++++ DATA EXTRACT ++++

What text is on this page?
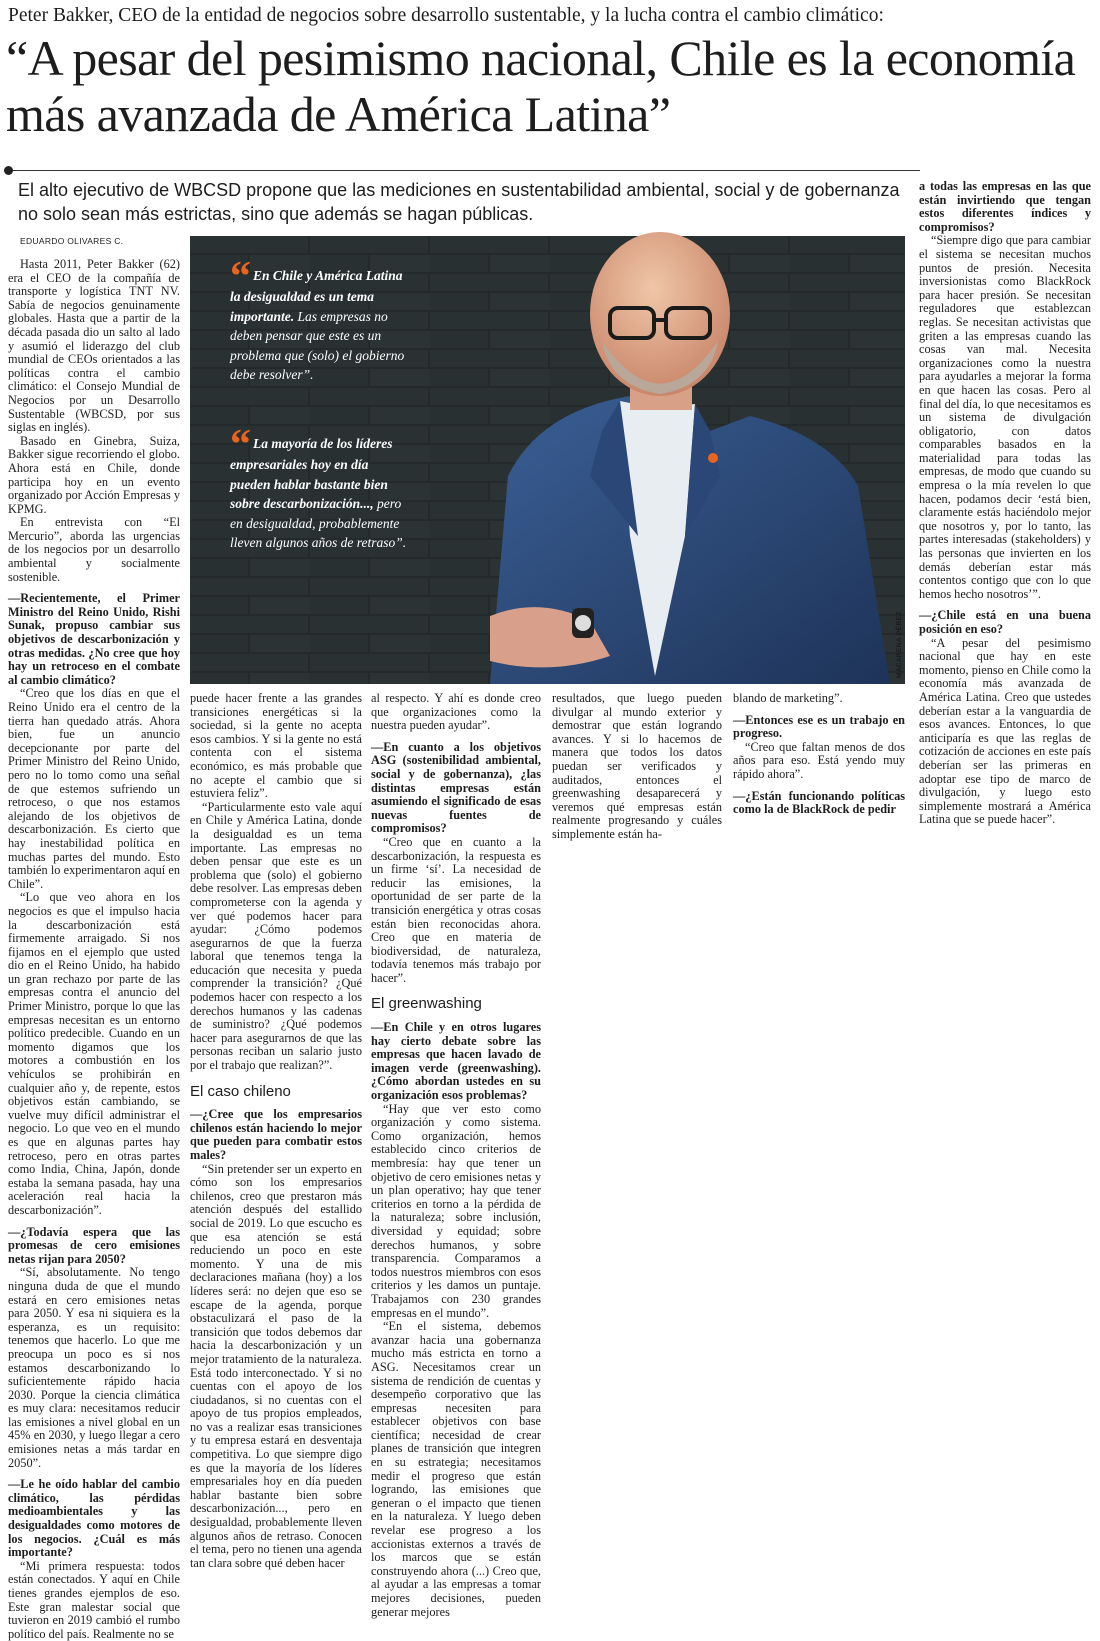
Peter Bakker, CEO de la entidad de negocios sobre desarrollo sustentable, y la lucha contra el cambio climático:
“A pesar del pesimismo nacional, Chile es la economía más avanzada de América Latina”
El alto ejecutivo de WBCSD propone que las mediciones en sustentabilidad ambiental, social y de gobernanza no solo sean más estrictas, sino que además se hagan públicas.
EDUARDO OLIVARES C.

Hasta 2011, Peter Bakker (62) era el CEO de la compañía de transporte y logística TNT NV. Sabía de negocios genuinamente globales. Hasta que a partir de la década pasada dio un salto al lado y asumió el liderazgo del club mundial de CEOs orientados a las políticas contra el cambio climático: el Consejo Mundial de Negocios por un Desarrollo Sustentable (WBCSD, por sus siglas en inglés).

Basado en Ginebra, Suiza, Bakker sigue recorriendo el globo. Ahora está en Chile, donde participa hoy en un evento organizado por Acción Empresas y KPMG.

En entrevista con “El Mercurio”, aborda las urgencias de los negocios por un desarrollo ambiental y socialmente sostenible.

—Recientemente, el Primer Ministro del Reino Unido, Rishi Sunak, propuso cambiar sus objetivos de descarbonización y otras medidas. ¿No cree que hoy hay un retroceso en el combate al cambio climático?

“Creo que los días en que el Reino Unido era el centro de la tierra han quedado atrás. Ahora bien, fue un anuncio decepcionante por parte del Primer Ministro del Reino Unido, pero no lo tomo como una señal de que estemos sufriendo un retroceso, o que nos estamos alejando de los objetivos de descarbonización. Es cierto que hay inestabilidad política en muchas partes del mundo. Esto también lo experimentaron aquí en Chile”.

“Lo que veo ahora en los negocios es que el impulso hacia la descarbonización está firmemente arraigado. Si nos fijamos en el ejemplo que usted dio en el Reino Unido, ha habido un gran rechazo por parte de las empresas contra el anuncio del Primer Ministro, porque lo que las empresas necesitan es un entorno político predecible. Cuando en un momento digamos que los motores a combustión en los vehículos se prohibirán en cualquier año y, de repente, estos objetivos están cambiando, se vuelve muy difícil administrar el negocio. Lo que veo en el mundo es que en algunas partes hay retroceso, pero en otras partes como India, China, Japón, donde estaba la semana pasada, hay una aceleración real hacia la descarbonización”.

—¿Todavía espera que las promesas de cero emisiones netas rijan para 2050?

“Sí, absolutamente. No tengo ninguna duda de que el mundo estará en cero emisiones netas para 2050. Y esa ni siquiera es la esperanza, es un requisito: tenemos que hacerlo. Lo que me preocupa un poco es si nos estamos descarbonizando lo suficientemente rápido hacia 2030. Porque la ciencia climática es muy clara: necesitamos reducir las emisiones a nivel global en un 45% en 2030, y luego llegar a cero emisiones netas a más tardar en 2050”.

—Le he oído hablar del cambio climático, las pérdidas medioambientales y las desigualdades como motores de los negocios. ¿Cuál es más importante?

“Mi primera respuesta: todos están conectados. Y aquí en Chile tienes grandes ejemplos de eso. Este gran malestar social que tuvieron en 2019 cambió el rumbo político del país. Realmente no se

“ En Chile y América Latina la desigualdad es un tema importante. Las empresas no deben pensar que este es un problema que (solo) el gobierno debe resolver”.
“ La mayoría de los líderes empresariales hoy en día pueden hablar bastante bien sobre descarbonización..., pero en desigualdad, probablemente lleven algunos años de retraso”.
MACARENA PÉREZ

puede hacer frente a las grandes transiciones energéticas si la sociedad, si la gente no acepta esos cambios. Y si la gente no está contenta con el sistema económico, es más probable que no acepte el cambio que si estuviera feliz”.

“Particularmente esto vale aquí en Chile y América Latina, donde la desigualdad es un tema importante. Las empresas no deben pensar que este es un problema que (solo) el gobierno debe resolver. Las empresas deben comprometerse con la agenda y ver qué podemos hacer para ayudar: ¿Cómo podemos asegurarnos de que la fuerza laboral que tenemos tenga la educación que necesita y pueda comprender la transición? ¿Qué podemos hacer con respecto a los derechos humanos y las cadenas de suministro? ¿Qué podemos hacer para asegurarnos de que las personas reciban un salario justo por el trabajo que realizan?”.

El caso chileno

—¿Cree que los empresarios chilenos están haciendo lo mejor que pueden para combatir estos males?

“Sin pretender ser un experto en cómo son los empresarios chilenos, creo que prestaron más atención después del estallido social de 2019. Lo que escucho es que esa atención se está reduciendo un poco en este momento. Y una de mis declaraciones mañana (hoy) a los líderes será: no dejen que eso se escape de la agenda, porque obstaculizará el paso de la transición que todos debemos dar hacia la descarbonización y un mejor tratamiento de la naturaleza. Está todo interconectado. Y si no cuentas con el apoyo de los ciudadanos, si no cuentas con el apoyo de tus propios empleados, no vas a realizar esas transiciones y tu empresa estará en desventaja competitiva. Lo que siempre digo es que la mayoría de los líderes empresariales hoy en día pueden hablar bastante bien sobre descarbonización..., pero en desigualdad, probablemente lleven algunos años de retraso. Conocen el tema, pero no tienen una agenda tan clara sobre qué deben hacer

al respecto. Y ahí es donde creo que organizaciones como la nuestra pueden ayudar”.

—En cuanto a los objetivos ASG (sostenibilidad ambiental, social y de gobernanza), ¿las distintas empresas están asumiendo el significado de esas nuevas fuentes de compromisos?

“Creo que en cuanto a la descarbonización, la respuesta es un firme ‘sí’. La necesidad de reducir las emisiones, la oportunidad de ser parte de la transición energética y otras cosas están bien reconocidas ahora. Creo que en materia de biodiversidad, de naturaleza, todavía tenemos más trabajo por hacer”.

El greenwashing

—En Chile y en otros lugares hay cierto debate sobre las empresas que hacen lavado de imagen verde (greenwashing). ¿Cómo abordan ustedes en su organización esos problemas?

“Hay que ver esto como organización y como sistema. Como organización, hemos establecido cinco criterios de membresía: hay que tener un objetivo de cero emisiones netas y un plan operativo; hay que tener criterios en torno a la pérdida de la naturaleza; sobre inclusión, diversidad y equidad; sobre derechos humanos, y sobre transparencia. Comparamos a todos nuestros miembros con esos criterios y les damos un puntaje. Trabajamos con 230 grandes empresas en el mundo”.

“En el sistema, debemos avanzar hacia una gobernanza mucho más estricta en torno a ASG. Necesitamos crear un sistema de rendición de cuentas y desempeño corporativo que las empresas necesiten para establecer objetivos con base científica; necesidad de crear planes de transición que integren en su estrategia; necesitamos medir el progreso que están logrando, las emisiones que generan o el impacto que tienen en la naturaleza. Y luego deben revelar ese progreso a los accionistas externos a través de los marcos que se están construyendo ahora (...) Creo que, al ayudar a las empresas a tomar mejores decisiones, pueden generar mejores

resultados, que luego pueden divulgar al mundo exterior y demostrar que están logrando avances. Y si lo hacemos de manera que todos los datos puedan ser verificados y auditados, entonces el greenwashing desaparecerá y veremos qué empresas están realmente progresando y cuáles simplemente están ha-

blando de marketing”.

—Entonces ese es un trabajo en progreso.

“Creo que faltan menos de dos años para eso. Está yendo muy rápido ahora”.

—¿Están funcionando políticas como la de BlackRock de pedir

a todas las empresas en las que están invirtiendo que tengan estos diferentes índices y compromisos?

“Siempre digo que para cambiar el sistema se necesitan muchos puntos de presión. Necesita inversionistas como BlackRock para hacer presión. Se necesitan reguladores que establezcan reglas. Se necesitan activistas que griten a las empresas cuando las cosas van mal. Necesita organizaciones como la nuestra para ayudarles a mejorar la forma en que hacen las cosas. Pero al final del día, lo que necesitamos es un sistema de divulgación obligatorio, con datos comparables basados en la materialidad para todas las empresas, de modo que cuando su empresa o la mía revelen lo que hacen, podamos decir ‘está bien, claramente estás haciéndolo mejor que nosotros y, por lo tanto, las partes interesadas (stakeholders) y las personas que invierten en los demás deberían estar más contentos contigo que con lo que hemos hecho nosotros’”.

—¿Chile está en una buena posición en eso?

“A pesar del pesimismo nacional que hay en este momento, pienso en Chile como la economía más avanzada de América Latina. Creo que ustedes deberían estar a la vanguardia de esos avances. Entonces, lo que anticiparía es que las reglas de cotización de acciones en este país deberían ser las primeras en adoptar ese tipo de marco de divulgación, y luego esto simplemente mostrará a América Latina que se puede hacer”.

++++
++++ DATA EXTRACT ++++

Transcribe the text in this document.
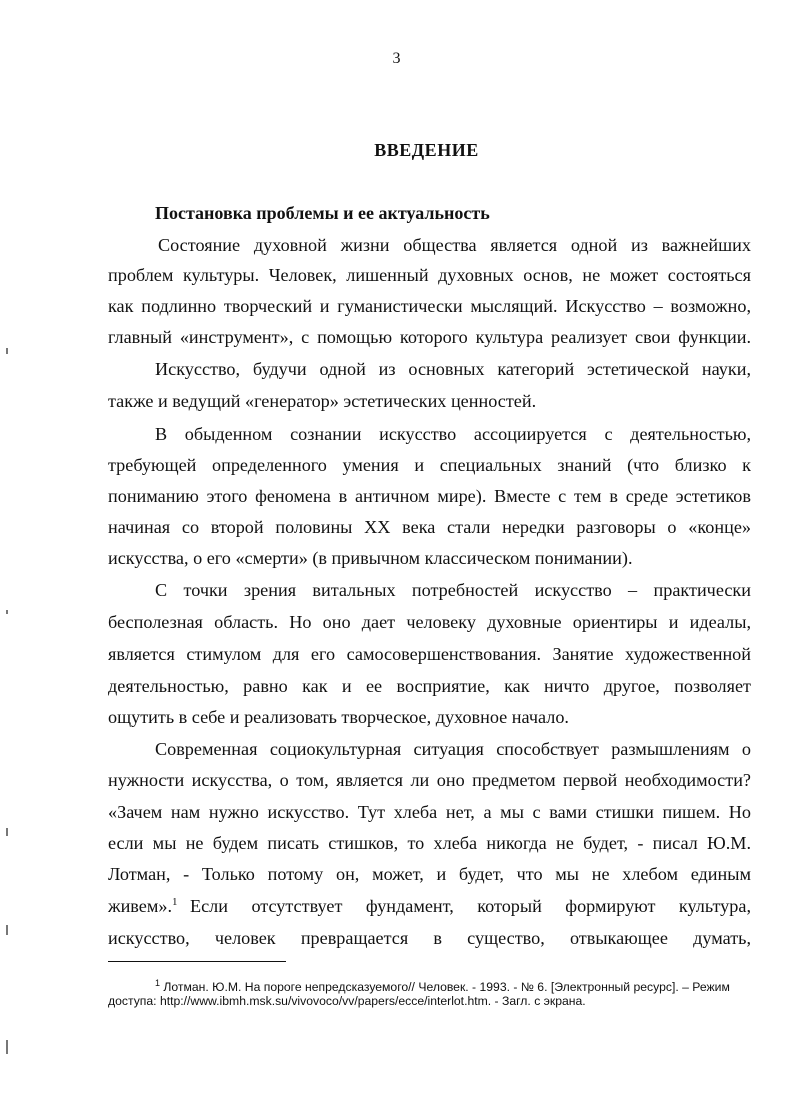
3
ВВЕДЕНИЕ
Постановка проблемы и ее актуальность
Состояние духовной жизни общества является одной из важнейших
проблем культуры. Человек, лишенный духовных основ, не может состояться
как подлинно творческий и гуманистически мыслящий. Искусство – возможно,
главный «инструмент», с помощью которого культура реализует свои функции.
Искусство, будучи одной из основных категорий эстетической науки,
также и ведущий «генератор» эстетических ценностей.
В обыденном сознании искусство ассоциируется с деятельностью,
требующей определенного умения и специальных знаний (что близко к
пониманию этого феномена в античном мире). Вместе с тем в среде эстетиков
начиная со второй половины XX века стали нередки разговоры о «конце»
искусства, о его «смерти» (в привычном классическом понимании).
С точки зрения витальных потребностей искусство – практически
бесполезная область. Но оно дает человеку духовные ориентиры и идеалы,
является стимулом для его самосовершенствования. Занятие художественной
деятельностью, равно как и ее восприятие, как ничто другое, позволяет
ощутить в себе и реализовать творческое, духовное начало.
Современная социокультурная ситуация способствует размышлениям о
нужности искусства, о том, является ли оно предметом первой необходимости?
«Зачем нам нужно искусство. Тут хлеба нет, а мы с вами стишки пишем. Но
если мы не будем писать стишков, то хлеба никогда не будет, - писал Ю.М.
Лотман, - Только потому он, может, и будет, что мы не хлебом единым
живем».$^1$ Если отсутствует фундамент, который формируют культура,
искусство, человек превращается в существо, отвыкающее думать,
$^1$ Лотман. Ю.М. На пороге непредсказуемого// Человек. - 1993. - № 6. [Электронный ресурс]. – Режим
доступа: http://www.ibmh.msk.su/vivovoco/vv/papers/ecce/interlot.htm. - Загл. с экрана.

++++
++++ DATA EXTRACT ++++

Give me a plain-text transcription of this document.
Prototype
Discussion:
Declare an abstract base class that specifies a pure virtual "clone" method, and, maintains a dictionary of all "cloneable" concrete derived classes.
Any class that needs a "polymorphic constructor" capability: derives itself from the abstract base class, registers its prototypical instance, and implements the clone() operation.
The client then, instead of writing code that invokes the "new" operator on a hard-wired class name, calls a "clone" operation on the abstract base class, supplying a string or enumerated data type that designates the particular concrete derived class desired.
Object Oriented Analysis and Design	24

++++

State the number of lines in these entries that include the string "esos". Provide nothing beyond that number.

4